> STATED GOAL
Below are some entries. Output each one exactly as it appears.

> RECORDS PROVIDED
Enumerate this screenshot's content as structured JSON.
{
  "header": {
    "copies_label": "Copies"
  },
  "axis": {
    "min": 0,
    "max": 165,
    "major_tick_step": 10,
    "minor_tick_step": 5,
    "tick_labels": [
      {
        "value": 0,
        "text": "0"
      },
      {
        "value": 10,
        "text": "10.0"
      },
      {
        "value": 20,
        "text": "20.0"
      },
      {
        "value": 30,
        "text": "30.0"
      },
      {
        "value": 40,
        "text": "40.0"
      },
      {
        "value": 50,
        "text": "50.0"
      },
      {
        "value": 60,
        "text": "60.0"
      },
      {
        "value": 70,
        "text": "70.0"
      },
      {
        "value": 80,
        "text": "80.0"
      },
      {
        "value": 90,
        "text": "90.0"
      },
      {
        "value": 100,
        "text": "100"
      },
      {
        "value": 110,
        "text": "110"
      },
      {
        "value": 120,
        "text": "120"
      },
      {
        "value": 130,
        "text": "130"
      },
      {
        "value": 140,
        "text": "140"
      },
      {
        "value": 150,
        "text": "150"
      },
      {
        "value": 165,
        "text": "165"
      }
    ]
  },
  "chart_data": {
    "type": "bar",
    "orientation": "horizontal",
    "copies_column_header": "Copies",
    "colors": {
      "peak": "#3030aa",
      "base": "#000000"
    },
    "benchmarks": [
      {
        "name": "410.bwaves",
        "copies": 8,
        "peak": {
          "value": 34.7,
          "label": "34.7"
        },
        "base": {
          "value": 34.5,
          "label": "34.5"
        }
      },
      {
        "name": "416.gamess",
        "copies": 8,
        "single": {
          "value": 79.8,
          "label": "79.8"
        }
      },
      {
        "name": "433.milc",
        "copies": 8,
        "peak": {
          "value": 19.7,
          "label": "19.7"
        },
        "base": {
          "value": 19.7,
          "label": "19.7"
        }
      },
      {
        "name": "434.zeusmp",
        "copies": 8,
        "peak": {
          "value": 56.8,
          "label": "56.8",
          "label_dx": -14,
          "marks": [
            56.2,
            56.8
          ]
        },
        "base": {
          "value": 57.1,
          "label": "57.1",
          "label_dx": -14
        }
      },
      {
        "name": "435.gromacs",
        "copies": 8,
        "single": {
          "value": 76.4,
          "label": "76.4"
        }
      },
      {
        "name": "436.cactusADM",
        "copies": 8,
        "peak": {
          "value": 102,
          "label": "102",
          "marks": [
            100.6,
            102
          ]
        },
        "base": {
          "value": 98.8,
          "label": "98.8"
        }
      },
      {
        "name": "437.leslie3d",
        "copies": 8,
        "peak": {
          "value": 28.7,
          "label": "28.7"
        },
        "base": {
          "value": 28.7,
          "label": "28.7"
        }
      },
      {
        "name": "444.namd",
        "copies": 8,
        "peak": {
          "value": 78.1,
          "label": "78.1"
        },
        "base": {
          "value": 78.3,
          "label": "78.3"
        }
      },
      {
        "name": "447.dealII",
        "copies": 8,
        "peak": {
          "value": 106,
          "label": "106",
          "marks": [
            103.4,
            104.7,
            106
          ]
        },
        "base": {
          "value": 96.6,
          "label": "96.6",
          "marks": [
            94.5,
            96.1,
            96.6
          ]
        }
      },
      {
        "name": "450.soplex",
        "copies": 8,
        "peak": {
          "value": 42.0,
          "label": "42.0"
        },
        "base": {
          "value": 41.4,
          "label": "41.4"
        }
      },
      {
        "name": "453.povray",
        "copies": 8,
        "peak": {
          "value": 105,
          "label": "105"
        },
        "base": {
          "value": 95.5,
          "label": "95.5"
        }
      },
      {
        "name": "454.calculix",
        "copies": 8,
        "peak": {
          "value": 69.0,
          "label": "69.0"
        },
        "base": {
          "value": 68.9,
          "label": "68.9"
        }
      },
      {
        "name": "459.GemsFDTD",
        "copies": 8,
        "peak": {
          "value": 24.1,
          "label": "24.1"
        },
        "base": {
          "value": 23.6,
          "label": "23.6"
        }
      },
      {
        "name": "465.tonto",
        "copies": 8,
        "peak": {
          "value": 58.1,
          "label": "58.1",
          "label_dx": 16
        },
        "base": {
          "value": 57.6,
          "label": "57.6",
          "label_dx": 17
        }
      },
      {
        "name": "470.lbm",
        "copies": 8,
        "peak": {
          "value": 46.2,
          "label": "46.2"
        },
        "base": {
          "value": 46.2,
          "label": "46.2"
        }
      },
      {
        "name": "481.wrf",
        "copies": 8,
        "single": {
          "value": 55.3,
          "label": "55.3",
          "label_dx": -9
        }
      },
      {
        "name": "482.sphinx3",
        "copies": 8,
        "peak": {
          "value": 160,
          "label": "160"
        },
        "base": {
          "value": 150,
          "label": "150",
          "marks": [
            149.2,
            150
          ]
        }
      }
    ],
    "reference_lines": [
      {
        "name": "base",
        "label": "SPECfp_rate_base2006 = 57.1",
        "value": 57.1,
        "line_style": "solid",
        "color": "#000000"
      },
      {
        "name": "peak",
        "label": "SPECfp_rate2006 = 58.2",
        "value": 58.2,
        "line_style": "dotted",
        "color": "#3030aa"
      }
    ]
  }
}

> THE ANSWER
Enumerate this screenshot's content as structured JSON.
{
  "header": {
    "copies_label": "Copies"
  },
  "axis": {
    "min": 0,
    "max": 165,
    "major_tick_step": 10,
    "minor_tick_step": 5,
    "tick_labels": [
      {
        "value": 0,
        "text": "0"
      },
      {
        "value": 10,
        "text": "10.0"
      },
      {
        "value": 20,
        "text": "20.0"
      },
      {
        "value": 30,
        "text": "30.0"
      },
      {
        "value": 40,
        "text": "40.0"
      },
      {
        "value": 50,
        "text": "50.0"
      },
      {
        "value": 60,
        "text": "60.0"
      },
      {
        "value": 70,
        "text": "70.0"
      },
      {
        "value": 80,
        "text": "80.0"
      },
      {
        "value": 90,
        "text": "90.0"
      },
      {
        "value": 100,
        "text": "100"
      },
      {
        "value": 110,
        "text": "110"
      },
      {
        "value": 120,
        "text": "120"
      },
      {
        "value": 130,
        "text": "130"
      },
      {
        "value": 140,
        "text": "140"
      },
      {
        "value": 150,
        "text": "150"
      },
      {
        "value": 165,
        "text": "165"
      }
    ]
  },
  "chart_data": {
    "type": "bar",
    "orientation": "horizontal",
    "copies_column_header": "Copies",
    "colors": {
      "peak": "#3030aa",
      "base": "#000000"
    },
    "benchmarks": [
      {
        "name": "410.bwaves",
        "copies": 8,
        "peak": {
          "value": 34.7,
          "label": "34.7"
        },
        "base": {
          "value": 34.5,
          "label": "34.5"
        }
      },
      {
        "name": "416.gamess",
        "copies": 8,
        "single": {
          "value": 79.8,
          "label": "79.8"
        }
      },
      {
        "name": "433.milc",
        "copies": 8,
        "peak": {
          "value": 19.7,
          "label": "19.7"
        },
        "base": {
          "value": 19.7,
          "label": "19.7"
        }
      },
      {
        "name": "434.zeusmp",
        "copies": 8,
        "peak": {
          "value": 56.8,
          "label": "56.8",
          "label_dx": -14,
          "marks": [
            56.2,
            56.8
          ]
        },
        "base": {
          "value": 57.1,
          "label": "57.1",
          "label_dx": -14
        }
      },
      {
        "name": "435.gromacs",
        "copies": 8,
        "single": {
          "value": 76.4,
          "label": "76.4"
        }
      },
      {
        "name": "436.cactusADM",
        "copies": 8,
        "peak": {
          "value": 102,
          "label": "102",
          "marks": [
            100.6,
            102
          ]
        },
        "base": {
          "value": 98.8,
          "label": "98.8"
        }
      },
      {
        "name": "437.leslie3d",
        "copies": 8,
        "peak": {
          "value": 28.7,
          "label": "28.7"
        },
        "base": {
          "value": 28.7,
          "label": "28.7"
        }
      },
      {
        "name": "444.namd",
        "copies": 8,
        "peak": {
          "value": 78.1,
          "label": "78.1"
        },
        "base": {
          "value": 78.3,
          "label": "78.3"
        }
      },
      {
        "name": "447.dealII",
        "copies": 8,
        "peak": {
          "value": 106,
          "label": "106",
          "marks": [
            103.4,
            104.7,
            106
          ]
        },
        "base": {
          "value": 96.6,
          "label": "96.6",
          "marks": [
            94.5,
            96.1,
            96.6
          ]
        }
      },
      {
        "name": "450.soplex",
        "copies": 8,
        "peak": {
          "value": 42.0,
          "label": "42.0"
        },
        "base": {
          "value": 41.4,
          "label": "41.4"
        }
      },
      {
        "name": "453.povray",
        "copies": 8,
        "peak": {
          "value": 105,
          "label": "105"
        },
        "base": {
          "value": 95.5,
          "label": "95.5"
        }
      },
      {
        "name": "454.calculix",
        "copies": 8,
        "peak": {
          "value": 69.0,
          "label": "69.0"
        },
        "base": {
          "value": 68.9,
          "label": "68.9"
        }
      },
      {
        "name": "459.GemsFDTD",
        "copies": 8,
        "peak": {
          "value": 24.1,
          "label": "24.1"
        },
        "base": {
          "value": 23.6,
          "label": "23.6"
        }
      },
      {
        "name": "465.tonto",
        "copies": 8,
        "peak": {
          "value": 58.1,
          "label": "58.1",
          "label_dx": 16
        },
        "base": {
          "value": 57.6,
          "label": "57.6",
          "label_dx": 17
        }
      },
      {
        "name": "470.lbm",
        "copies": 8,
        "peak": {
          "value": 46.2,
          "label": "46.2"
        },
        "base": {
          "value": 46.2,
          "label": "46.2"
        }
      },
      {
        "name": "481.wrf",
        "copies": 8,
        "single": {
          "value": 55.3,
          "label": "55.3",
          "label_dx": -9
        }
      },
      {
        "name": "482.sphinx3",
        "copies": 8,
        "peak": {
          "value": 160,
          "label": "160"
        },
        "base": {
          "value": 150,
          "label": "150",
          "marks": [
            149.2,
            150
          ]
        }
      }
    ],
    "reference_lines": [
      {
        "name": "base",
        "label": "SPECfp_rate_base2006 = 57.1",
        "value": 57.1,
        "line_style": "solid",
        "color": "#000000"
      },
      {
        "name": "peak",
        "label": "SPECfp_rate2006 = 58.2",
        "value": 58.2,
        "line_style": "dotted",
        "color": "#3030aa"
      }
    ]
  }
}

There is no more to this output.